* _TEXT SHOWN_:
Authors:

Feature pages are design documents that developers have created while collaborating on oVirt.

Most of them are outdated, but provide historical design context.

They are not user documentation and should not be treated as such.

Documentation is available here.

NUMA aware KSM support

Summary

The KSM feature is optimizing shared memory pages across all NUMA nodes. The consequences is: a shared memory pages (controlled by KSM) to be read from many CPUs across NUMA nodes. Hence degrading (could totally eliminate) the NUMA performance gain. The optimal behavior is for KSM feature to optimize memory usage per NUMA nodes. This feature is implemented in KSM since RHEL 6.5. We want to introduce a new feature to oVirt that will allow host administrator to control NUMA aware KSM policy.

Owner

  • Feature Owner: Dudi Maroshi <dmaroshi (at) redhat (dot) com>
  • GUI Component Owner: Dudi Maroshi <dmaroshi (at) redhat (dot) com>
  • Engine Component Owner: Dudi Maroshi <dmaroshi (at) redhat (dot) com>
  • VDSM Component Owner: Dudi Maroshi <dmaroshi (at) redhat (dot) com>
  • MoM Component Owner: Dudi Maroshi <dmaroshi (at) redhat (dot) com>
  • REST Component Owner: Dudi Maroshi <dmaroshi (at) redhat (dot) com>

General Description

The information flow is presented in the diagram bellow:

The implementation activities are the following:

Update Database and entities with new attribute.

* _INFORMATION PROVIDED_:
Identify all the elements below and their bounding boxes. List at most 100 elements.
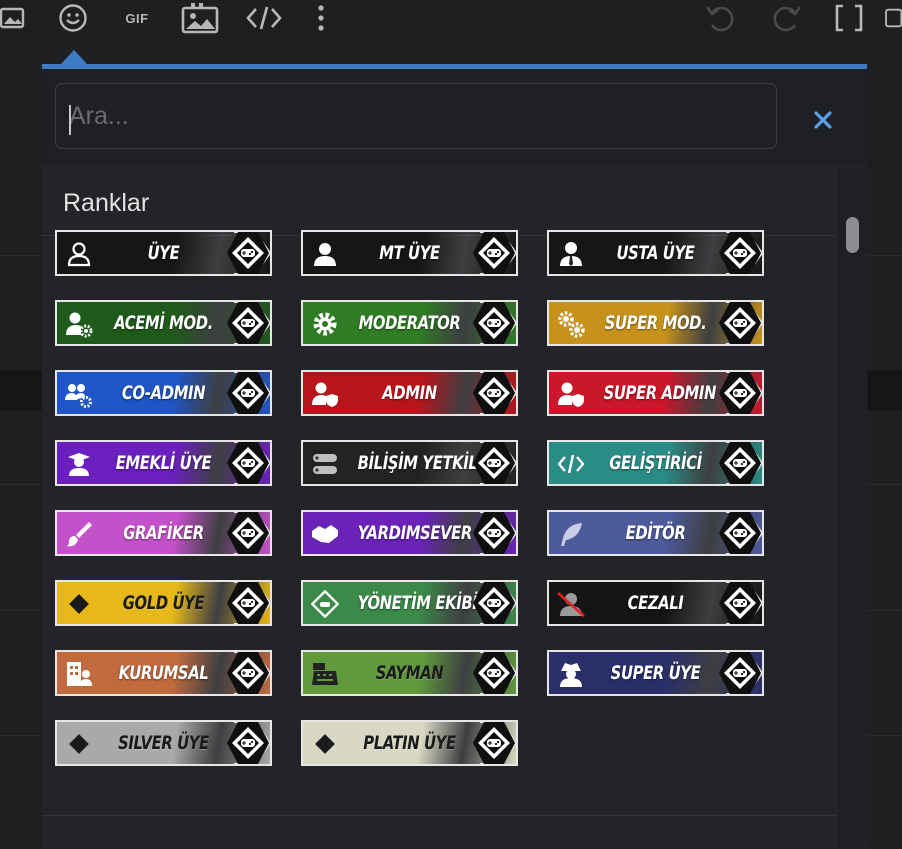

* _PROBLEMS TO SOLVE_:
[a] Print the passage from the NUMA aware KSM feature page starting at "Feature pages are" and ending at "historical design context.".
[b] Answer these questions from the NUMA aware KSM feature page:
(i) Since which RHEL release has KSM implemented the NUMA-aware behavior?
(ii) Who is listed as the Feature Owner?
(iii) According to the opening lines, what should feature pages not be treated as?
[c] Go on with the NUMA aware KSM feature page from the point where it stops.

* _OUTPUTS FOR THE TASKS_:
[a]
Feature pages are design documents that developers have created while collaborating on oVirt.

Most of them are outdated, but provide historical design context.

[b]
(i) RHEL 6.5
(ii) Dudi Maroshi
(iii) User documentation

[c]
  1. Update REST api and its translation system with new attribute
  2. Update GUI with new widget
  3. Test GUI and REST api
  4. Update oVirt-engine business logic to transmit KSM changes to host
  5. Test oVirt-engine
  6. Update MoM subsystem with new attribute
  7. Test MoM subsystem to track new attribute, and update KSM policy
  8. Update VDSM agent to update new MoM policy with new attribute

Detailed Description

We want to introduce a new feature to HREV-M that will allow host administrator to control NUMA aware KSM.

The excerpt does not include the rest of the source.